* **Provided data**

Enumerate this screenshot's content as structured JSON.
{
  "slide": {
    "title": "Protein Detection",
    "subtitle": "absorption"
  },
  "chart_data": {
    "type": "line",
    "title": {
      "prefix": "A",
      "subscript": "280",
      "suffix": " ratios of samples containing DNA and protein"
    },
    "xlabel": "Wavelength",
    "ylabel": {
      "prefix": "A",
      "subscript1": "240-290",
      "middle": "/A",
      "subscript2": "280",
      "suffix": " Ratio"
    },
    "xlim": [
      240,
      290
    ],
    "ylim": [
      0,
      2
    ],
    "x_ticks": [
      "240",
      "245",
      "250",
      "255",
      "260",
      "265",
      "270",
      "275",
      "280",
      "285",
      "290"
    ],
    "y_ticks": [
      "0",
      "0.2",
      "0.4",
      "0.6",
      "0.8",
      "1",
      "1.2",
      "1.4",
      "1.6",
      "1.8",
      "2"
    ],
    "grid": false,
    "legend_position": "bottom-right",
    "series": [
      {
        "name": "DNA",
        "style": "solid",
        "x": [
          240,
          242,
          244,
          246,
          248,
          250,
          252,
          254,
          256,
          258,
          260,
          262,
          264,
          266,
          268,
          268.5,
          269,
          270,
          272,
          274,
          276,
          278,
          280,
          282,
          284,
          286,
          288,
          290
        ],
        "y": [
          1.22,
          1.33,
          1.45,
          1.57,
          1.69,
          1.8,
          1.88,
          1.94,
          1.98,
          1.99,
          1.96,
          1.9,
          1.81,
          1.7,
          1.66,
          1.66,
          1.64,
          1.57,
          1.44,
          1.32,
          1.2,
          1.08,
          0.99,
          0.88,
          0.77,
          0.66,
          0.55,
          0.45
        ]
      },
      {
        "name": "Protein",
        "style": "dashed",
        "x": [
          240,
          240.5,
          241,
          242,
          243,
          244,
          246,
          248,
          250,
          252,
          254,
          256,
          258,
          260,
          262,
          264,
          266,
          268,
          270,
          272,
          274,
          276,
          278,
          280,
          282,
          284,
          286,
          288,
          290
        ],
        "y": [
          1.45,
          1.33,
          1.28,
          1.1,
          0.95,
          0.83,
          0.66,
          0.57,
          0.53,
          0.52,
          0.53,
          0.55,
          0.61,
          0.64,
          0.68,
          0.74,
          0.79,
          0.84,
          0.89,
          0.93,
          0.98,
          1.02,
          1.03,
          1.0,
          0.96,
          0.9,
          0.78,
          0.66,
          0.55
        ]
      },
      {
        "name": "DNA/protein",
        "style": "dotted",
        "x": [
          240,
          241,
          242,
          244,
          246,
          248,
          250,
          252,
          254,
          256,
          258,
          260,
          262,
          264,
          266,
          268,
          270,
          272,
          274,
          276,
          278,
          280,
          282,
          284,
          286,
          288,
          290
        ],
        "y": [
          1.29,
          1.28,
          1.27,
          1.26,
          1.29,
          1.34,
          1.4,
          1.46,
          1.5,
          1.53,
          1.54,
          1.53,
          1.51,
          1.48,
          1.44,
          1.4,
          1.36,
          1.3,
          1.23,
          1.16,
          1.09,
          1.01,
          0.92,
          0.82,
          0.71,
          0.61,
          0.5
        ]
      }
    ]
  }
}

* **Your assignment**
Would you restate each of the entries word for word?

* **Answer to this exercise**
Enumerate this screenshot's content as structured JSON.
{
  "slide": {
    "title": "Protein Detection",
    "subtitle": "absorption"
  },
  "chart_data": {
    "type": "line",
    "title": {
      "prefix": "A",
      "subscript": "280",
      "suffix": " ratios of samples containing DNA and protein"
    },
    "xlabel": "Wavelength",
    "ylabel": {
      "prefix": "A",
      "subscript1": "240-290",
      "middle": "/A",
      "subscript2": "280",
      "suffix": " Ratio"
    },
    "xlim": [
      240,
      290
    ],
    "ylim": [
      0,
      2
    ],
    "x_ticks": [
      "240",
      "245",
      "250",
      "255",
      "260",
      "265",
      "270",
      "275",
      "280",
      "285",
      "290"
    ],
    "y_ticks": [
      "0",
      "0.2",
      "0.4",
      "0.6",
      "0.8",
      "1",
      "1.2",
      "1.4",
      "1.6",
      "1.8",
      "2"
    ],
    "grid": false,
    "legend_position": "bottom-right",
    "series": [
      {
        "name": "DNA",
        "style": "solid",
        "x": [
          240,
          242,
          244,
          246,
          248,
          250,
          252,
          254,
          256,
          258,
          260,
          262,
          264,
          266,
          268,
          268.5,
          269,
          270,
          272,
          274,
          276,
          278,
          280,
          282,
          284,
          286,
          288,
          290
        ],
        "y": [
          1.22,
          1.33,
          1.45,
          1.57,
          1.69,
          1.8,
          1.88,
          1.94,
          1.98,
          1.99,
          1.96,
          1.9,
          1.81,
          1.7,
          1.66,
          1.66,
          1.64,
          1.57,
          1.44,
          1.32,
          1.2,
          1.08,
          0.99,
          0.88,
          0.77,
          0.66,
          0.55,
          0.45
        ]
      },
      {
        "name": "Protein",
        "style": "dashed",
        "x": [
          240,
          240.5,
          241,
          242,
          243,
          244,
          246,
          248,
          250,
          252,
          254,
          256,
          258,
          260,
          262,
          264,
          266,
          268,
          270,
          272,
          274,
          276,
          278,
          280,
          282,
          284,
          286,
          288,
          290
        ],
        "y": [
          1.45,
          1.33,
          1.28,
          1.1,
          0.95,
          0.83,
          0.66,
          0.57,
          0.53,
          0.52,
          0.53,
          0.55,
          0.61,
          0.64,
          0.68,
          0.74,
          0.79,
          0.84,
          0.89,
          0.93,
          0.98,
          1.02,
          1.03,
          1.0,
          0.96,
          0.9,
          0.78,
          0.66,
          0.55
        ]
      },
      {
        "name": "DNA/protein",
        "style": "dotted",
        "x": [
          240,
          241,
          242,
          244,
          246,
          248,
          250,
          252,
          254,
          256,
          258,
          260,
          262,
          264,
          266,
          268,
          270,
          272,
          274,
          276,
          278,
          280,
          282,
          284,
          286,
          288,
          290
        ],
        "y": [
          1.29,
          1.28,
          1.27,
          1.26,
          1.29,
          1.34,
          1.4,
          1.46,
          1.5,
          1.53,
          1.54,
          1.53,
          1.51,
          1.48,
          1.44,
          1.4,
          1.36,
          1.3,
          1.23,
          1.16,
          1.09,
          1.01,
          0.92,
          0.82,
          0.71,
          0.61,
          0.5
        ]
      }
    ]
  }
}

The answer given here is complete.